BEGIN THE DATA

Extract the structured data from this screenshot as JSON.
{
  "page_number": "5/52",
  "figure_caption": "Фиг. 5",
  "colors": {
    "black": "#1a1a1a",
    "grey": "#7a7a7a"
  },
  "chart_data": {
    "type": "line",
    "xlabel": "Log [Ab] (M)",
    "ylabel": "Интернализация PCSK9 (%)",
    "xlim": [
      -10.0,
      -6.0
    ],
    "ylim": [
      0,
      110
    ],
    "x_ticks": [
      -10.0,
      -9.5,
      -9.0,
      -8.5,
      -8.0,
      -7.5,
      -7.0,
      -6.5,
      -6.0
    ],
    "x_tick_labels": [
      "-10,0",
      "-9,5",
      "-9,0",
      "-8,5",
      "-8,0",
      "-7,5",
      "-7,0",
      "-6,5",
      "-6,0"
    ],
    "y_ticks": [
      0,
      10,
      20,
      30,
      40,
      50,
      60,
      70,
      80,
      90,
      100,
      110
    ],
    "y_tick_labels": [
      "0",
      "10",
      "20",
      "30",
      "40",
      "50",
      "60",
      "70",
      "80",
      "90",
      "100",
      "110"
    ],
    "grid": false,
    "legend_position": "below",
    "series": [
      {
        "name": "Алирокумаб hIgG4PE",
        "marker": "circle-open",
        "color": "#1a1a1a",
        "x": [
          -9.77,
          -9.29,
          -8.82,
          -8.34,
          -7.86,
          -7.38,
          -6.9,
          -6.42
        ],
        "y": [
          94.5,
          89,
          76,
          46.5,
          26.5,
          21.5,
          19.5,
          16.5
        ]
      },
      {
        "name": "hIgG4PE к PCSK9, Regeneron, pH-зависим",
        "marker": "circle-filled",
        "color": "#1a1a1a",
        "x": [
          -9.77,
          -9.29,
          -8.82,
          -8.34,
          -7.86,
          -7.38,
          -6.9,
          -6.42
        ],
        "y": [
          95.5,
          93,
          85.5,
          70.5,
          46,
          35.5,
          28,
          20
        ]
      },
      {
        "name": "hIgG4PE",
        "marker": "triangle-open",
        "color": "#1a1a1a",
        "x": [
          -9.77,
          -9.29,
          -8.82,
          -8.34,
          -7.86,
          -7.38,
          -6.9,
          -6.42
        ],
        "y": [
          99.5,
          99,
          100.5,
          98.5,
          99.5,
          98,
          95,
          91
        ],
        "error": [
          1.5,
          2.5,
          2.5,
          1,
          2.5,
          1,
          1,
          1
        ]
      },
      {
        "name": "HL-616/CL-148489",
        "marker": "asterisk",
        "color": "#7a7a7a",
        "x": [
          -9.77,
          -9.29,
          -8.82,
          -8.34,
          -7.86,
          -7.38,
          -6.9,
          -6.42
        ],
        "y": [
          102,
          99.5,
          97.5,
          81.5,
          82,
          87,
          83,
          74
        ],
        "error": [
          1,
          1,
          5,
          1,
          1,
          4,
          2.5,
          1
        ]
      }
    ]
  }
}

END THE DATA

» **PROBLEM DESCRIPTION**: Go through the listing and print each line exactly as it appears.

» **WRITTEN REPLY**:
Extract the structured data from this screenshot as JSON.
{
  "page_number": "5/52",
  "figure_caption": "Фиг. 5",
  "colors": {
    "black": "#1a1a1a",
    "grey": "#7a7a7a"
  },
  "chart_data": {
    "type": "line",
    "xlabel": "Log [Ab] (M)",
    "ylabel": "Интернализация PCSK9 (%)",
    "xlim": [
      -10.0,
      -6.0
    ],
    "ylim": [
      0,
      110
    ],
    "x_ticks": [
      -10.0,
      -9.5,
      -9.0,
      -8.5,
      -8.0,
      -7.5,
      -7.0,
      -6.5,
      -6.0
    ],
    "x_tick_labels": [
      "-10,0",
      "-9,5",
      "-9,0",
      "-8,5",
      "-8,0",
      "-7,5",
      "-7,0",
      "-6,5",
      "-6,0"
    ],
    "y_ticks": [
      0,
      10,
      20,
      30,
      40,
      50,
      60,
      70,
      80,
      90,
      100,
      110
    ],
    "y_tick_labels": [
      "0",
      "10",
      "20",
      "30",
      "40",
      "50",
      "60",
      "70",
      "80",
      "90",
      "100",
      "110"
    ],
    "grid": false,
    "legend_position": "below",
    "series": [
      {
        "name": "Алирокумаб hIgG4PE",
        "marker": "circle-open",
        "color": "#1a1a1a",
        "x": [
          -9.77,
          -9.29,
          -8.82,
          -8.34,
          -7.86,
          -7.38,
          -6.9,
          -6.42
        ],
        "y": [
          94.5,
          89,
          76,
          46.5,
          26.5,
          21.5,
          19.5,
          16.5
        ]
      },
      {
        "name": "hIgG4PE к PCSK9, Regeneron, pH-зависим",
        "marker": "circle-filled",
        "color": "#1a1a1a",
        "x": [
          -9.77,
          -9.29,
          -8.82,
          -8.34,
          -7.86,
          -7.38,
          -6.9,
          -6.42
        ],
        "y": [
          95.5,
          93,
          85.5,
          70.5,
          46,
          35.5,
          28,
          20
        ]
      },
      {
        "name": "hIgG4PE",
        "marker": "triangle-open",
        "color": "#1a1a1a",
        "x": [
          -9.77,
          -9.29,
          -8.82,
          -8.34,
          -7.86,
          -7.38,
          -6.9,
          -6.42
        ],
        "y": [
          99.5,
          99,
          100.5,
          98.5,
          99.5,
          98,
          95,
          91
        ],
        "error": [
          1.5,
          2.5,
          2.5,
          1,
          2.5,
          1,
          1,
          1
        ]
      },
      {
        "name": "HL-616/CL-148489",
        "marker": "asterisk",
        "color": "#7a7a7a",
        "x": [
          -9.77,
          -9.29,
          -8.82,
          -8.34,
          -7.86,
          -7.38,
          -6.9,
          -6.42
        ],
        "y": [
          102,
          99.5,
          97.5,
          81.5,
          82,
          87,
          83,
          74
        ],
        "error": [
          1,
          1,
          5,
          1,
          1,
          4,
          2.5,
          1
        ]
      }
    ]
  }
}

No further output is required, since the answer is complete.